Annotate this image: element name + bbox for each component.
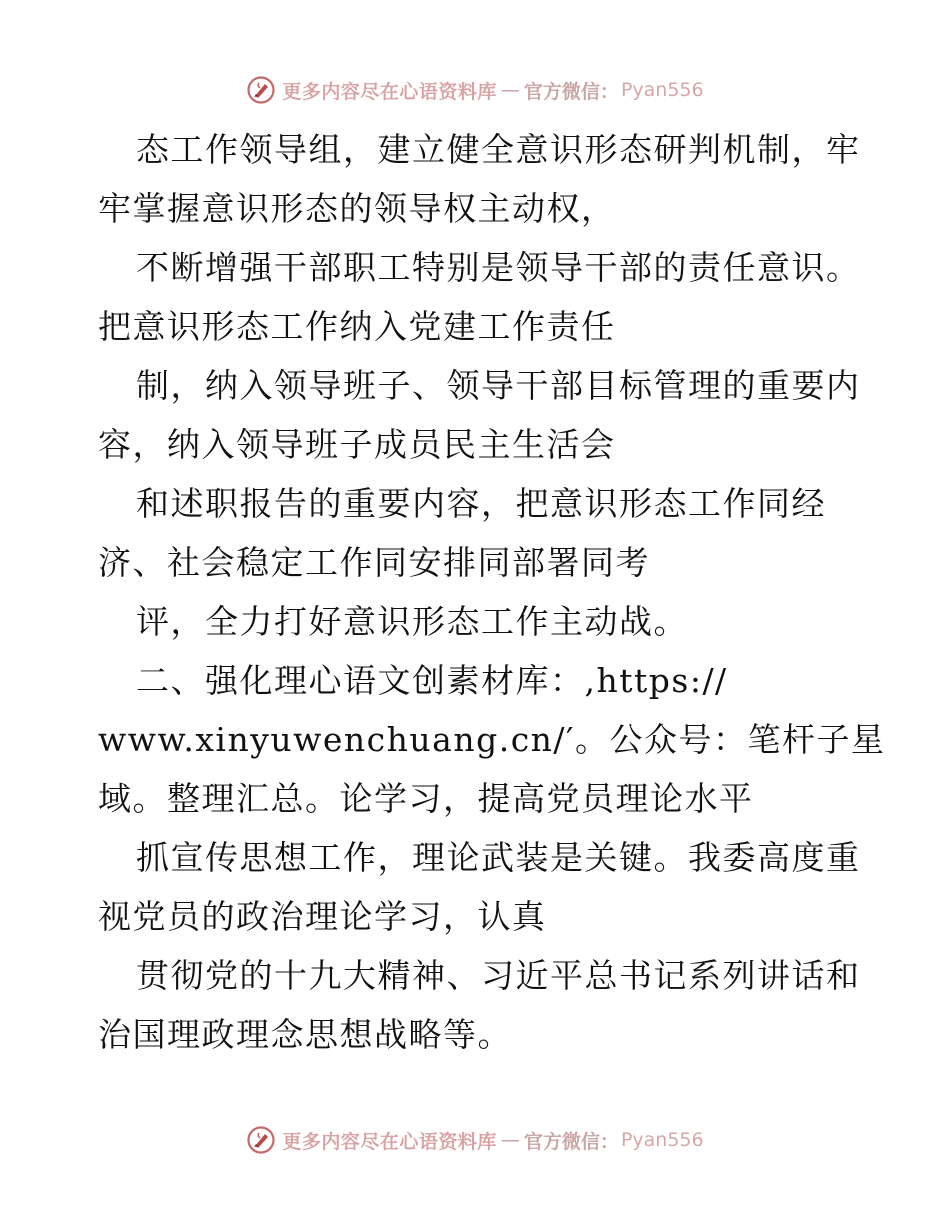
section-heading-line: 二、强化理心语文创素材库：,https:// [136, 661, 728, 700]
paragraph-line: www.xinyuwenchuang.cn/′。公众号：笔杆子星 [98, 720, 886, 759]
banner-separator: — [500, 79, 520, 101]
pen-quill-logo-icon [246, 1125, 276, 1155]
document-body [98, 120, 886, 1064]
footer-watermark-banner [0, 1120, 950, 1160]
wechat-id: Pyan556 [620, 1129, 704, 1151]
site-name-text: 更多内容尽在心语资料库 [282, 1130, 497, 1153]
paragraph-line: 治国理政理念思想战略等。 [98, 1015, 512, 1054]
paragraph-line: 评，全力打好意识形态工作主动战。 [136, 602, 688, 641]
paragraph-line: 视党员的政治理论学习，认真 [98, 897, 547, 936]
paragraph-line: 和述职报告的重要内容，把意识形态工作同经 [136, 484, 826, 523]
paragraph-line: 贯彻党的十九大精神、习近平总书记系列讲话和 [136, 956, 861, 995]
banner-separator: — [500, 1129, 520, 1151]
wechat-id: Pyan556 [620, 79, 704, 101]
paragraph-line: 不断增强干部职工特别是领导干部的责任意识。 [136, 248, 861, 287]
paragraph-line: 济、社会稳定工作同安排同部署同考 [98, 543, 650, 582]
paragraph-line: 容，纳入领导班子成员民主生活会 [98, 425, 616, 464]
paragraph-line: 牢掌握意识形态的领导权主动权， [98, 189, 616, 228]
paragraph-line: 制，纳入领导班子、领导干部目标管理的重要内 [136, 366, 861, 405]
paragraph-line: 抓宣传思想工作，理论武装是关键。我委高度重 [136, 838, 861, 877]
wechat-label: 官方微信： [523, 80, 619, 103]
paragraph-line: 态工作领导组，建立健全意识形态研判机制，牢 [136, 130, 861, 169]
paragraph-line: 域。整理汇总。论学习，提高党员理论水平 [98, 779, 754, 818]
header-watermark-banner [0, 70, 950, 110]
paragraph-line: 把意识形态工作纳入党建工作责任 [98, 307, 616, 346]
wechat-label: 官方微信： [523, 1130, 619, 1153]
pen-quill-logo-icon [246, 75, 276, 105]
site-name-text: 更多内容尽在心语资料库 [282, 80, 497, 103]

- - - - - - -

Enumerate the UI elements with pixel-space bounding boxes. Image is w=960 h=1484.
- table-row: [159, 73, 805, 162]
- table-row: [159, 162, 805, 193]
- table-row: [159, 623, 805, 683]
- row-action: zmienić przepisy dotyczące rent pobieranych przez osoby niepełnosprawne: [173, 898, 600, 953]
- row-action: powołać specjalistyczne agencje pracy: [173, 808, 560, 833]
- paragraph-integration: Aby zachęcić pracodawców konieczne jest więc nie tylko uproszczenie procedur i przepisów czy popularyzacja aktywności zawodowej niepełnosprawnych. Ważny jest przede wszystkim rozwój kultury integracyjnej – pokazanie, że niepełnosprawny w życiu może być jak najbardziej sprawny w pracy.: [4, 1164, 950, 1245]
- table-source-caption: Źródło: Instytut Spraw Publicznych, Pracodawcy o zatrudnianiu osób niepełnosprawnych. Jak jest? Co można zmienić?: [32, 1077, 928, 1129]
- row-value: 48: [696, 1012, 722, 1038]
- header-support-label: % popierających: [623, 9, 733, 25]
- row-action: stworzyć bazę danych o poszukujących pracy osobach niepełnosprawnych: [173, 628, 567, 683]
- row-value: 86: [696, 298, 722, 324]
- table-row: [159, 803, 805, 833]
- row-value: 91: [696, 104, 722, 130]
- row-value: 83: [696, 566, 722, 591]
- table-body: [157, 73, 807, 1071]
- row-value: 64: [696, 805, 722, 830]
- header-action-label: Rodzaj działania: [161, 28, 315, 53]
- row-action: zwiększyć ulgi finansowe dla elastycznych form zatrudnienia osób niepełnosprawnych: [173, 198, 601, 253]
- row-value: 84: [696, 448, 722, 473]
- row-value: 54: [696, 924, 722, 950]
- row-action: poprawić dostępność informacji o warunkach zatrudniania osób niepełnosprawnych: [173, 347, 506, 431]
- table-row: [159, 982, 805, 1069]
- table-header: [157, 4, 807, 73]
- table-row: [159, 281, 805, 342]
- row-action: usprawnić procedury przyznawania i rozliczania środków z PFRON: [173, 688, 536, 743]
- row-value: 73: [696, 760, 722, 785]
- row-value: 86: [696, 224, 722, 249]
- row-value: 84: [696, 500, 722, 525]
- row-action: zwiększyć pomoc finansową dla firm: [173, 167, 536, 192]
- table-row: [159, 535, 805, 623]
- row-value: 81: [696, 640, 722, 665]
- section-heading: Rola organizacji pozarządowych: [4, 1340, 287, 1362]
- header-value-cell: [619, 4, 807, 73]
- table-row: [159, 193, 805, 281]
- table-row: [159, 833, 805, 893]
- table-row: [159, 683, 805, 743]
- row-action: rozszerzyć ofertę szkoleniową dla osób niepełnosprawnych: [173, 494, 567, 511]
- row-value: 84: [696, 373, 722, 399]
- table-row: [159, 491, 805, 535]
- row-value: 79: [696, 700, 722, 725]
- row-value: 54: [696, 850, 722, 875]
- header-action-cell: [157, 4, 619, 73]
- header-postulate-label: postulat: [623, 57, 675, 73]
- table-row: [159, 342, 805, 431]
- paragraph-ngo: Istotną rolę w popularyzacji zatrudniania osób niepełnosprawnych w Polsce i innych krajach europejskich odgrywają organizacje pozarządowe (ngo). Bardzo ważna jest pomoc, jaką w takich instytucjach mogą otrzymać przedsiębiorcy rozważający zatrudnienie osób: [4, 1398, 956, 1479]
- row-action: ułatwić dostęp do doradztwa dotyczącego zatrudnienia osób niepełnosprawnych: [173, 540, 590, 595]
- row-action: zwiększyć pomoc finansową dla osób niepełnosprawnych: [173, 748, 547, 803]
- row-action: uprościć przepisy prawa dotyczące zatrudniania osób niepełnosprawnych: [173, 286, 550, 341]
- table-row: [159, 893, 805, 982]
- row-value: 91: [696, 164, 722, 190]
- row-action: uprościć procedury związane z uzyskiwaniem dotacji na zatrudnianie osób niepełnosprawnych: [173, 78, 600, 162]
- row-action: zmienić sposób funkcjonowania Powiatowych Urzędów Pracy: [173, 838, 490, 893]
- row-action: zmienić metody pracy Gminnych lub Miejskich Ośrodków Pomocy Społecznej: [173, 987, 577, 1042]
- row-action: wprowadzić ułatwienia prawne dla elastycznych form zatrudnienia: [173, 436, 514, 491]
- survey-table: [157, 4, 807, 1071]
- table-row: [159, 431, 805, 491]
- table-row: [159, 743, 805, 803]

- - - - - - -

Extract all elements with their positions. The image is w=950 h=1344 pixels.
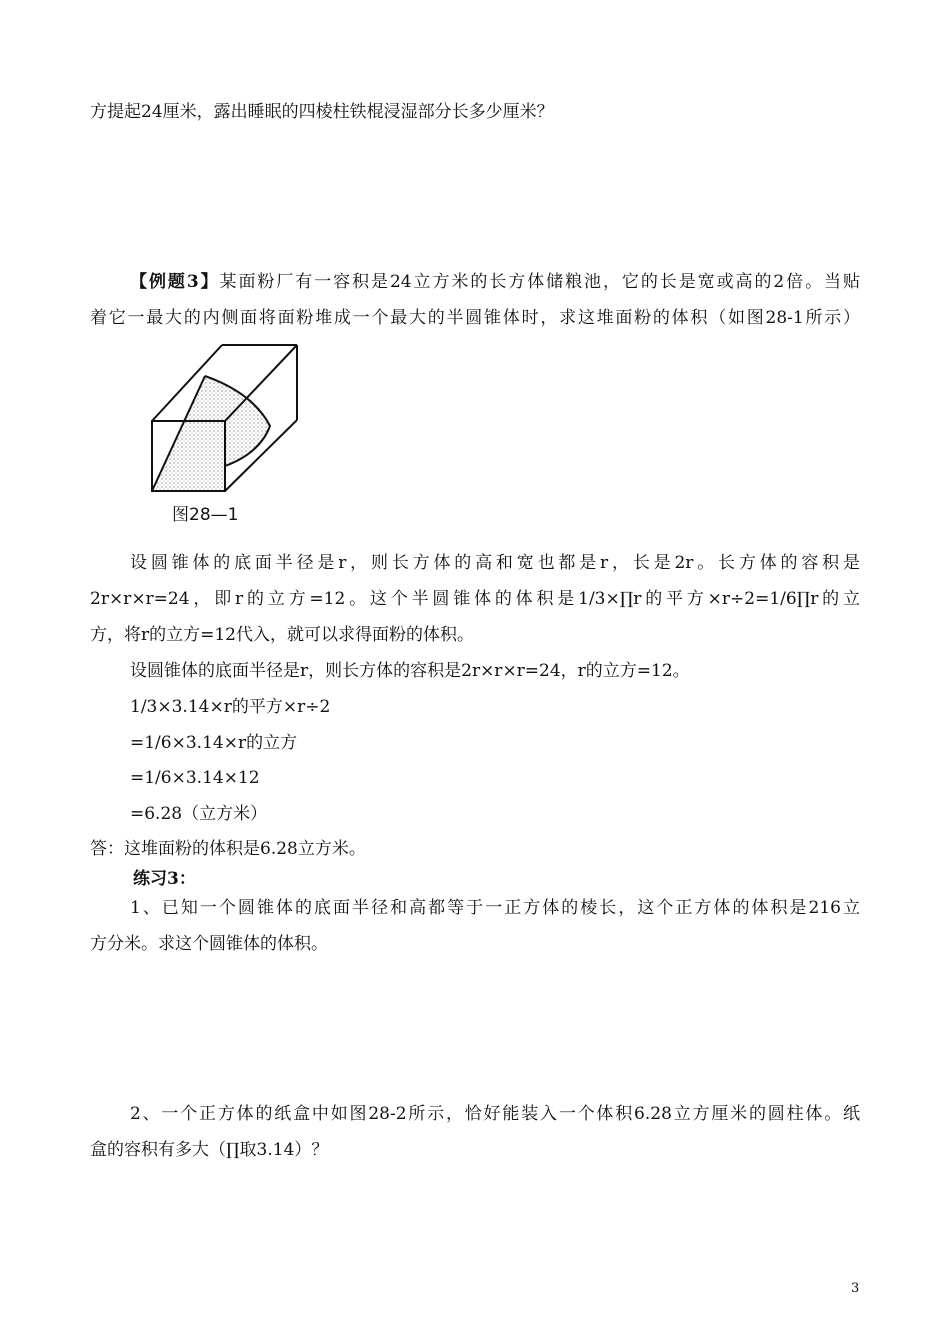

- - - - - - -

__AIM OF THE EXERCISE__
Set down verbatim the lines from the one containing "Enumerate the UI" through the one containing "- paragraph-integration: Aby", inclusive.

__ANSWER TO THIS TASK__
Enumerate the UI elements with pixel-space bounding boxes. Image is w=960 h=1484.
- table-row: [159, 73, 805, 162]
- table-row: [159, 162, 805, 193]
- table-row: [159, 623, 805, 683]
- row-action: zmienić przepisy dotyczące rent pobieranych przez osoby niepełnosprawne: [173, 898, 600, 953]
- row-action: powołać specjalistyczne agencje pracy: [173, 808, 560, 833]
- paragraph-integration: Aby zachęcić pracodawców konieczne jest więc nie tylko uproszczenie procedur i przepisów czy popularyzacja aktywności zawodowej niepełnosprawnych. Ważny jest przede wszystkim rozwój kultury integracyjnej – pokazanie, że niepełnosprawny w życiu może być jak najbardziej sprawny w pracy.: [4, 1164, 950, 1245]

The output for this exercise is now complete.